>>>>>

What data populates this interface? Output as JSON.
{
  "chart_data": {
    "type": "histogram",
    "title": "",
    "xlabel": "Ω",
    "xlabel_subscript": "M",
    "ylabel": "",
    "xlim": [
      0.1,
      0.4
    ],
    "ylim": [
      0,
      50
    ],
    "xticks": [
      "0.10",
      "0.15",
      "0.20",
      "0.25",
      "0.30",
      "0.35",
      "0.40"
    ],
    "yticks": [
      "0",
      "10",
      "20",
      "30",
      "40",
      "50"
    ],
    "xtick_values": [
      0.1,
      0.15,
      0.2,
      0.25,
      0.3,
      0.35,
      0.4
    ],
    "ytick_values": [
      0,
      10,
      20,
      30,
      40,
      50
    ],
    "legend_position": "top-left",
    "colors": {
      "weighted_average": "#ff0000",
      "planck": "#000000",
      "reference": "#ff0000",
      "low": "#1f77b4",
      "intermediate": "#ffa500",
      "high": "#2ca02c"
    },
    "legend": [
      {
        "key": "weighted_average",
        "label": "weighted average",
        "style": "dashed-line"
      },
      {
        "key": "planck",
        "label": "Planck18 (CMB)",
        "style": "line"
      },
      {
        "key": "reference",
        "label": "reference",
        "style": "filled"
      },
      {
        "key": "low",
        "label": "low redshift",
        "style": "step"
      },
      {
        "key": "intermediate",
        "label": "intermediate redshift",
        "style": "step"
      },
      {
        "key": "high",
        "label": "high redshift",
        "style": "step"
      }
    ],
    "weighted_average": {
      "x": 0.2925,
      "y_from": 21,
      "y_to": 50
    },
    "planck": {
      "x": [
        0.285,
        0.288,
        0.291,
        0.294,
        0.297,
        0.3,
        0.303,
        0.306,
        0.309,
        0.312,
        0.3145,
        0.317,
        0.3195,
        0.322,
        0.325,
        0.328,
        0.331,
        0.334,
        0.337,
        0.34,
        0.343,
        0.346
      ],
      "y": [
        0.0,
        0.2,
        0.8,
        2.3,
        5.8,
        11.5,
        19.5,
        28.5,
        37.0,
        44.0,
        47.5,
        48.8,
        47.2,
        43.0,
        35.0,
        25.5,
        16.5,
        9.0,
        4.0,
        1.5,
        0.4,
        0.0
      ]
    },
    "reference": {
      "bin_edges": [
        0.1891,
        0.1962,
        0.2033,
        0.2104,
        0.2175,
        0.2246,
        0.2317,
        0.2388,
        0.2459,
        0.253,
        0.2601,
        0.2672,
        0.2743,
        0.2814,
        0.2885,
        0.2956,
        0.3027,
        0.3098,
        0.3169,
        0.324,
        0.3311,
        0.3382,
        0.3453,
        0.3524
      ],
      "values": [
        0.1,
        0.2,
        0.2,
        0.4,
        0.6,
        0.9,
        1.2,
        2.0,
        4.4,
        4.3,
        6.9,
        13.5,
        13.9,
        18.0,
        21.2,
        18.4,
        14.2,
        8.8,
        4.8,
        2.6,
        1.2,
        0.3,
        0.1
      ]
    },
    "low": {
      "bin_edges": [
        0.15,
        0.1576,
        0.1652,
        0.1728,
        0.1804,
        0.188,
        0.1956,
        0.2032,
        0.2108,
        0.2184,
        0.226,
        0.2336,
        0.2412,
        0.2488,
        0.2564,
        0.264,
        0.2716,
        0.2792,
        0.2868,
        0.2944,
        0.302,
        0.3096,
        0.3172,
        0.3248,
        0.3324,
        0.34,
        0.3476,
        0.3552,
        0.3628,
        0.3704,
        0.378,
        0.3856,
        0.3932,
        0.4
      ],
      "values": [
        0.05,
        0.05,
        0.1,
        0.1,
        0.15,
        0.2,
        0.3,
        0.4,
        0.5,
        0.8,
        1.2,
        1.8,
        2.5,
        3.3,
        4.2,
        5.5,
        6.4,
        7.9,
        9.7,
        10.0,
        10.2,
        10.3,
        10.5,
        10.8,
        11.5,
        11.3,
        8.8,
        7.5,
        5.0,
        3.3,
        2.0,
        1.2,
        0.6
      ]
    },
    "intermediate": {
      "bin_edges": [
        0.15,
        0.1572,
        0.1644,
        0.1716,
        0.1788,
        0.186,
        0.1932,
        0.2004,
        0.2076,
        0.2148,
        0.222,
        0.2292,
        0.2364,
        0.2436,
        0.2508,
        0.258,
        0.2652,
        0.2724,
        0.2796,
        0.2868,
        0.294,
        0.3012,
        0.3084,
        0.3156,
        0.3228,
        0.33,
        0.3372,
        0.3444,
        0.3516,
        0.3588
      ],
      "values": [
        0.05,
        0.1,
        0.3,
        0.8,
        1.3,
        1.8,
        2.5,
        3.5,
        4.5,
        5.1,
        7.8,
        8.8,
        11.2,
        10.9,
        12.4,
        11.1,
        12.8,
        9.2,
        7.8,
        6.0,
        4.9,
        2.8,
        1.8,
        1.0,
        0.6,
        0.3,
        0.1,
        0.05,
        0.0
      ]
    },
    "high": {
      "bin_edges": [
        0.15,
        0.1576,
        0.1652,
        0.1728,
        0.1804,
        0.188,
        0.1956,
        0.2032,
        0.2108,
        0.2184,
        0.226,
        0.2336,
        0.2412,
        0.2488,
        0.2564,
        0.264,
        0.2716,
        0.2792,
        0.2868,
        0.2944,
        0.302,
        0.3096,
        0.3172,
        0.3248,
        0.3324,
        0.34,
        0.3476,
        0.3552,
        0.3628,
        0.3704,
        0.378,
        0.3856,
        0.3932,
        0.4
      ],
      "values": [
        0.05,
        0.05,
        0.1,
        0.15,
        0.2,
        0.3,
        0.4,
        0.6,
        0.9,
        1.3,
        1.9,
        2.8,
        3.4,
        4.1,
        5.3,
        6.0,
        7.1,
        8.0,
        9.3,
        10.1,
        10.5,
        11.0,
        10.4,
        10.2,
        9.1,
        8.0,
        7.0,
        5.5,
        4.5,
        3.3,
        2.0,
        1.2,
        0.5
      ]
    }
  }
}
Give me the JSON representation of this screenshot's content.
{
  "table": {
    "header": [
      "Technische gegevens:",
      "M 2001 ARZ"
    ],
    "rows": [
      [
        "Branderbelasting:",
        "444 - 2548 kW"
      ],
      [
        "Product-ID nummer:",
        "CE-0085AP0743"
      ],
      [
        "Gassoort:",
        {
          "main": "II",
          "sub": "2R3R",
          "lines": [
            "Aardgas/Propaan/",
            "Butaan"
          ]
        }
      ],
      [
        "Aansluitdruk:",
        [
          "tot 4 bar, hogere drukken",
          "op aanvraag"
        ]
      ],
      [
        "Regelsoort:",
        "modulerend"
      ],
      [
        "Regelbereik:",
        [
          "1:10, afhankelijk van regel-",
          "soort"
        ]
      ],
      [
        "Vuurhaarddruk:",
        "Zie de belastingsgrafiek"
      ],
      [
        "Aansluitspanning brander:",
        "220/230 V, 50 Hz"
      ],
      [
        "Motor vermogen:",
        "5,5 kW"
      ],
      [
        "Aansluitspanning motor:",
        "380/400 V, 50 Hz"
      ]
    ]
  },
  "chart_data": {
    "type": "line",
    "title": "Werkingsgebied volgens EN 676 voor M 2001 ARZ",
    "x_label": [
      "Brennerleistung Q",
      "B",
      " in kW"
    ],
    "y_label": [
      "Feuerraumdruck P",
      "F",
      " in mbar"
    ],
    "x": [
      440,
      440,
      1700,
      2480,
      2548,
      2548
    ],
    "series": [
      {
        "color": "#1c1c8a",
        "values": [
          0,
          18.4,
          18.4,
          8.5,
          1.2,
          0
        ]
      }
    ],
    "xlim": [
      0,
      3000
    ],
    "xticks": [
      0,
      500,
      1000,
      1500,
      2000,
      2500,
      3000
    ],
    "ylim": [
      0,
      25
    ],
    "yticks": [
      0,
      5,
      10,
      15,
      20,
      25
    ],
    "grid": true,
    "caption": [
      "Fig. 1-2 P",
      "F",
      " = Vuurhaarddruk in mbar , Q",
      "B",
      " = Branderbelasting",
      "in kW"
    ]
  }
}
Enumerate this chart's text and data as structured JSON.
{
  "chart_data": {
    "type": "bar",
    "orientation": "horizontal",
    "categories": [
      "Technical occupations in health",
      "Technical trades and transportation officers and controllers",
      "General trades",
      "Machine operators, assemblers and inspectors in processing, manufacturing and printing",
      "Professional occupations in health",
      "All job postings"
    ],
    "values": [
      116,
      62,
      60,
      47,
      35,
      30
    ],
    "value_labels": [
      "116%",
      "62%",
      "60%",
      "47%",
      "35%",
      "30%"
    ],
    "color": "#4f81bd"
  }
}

<<<<<

Which lines contain the word "intermediate"? Copy each of them.

      "intermediate": "#ffa500",
        "key": "intermediate",
        "label": "intermediate redshift",
    "intermediate": {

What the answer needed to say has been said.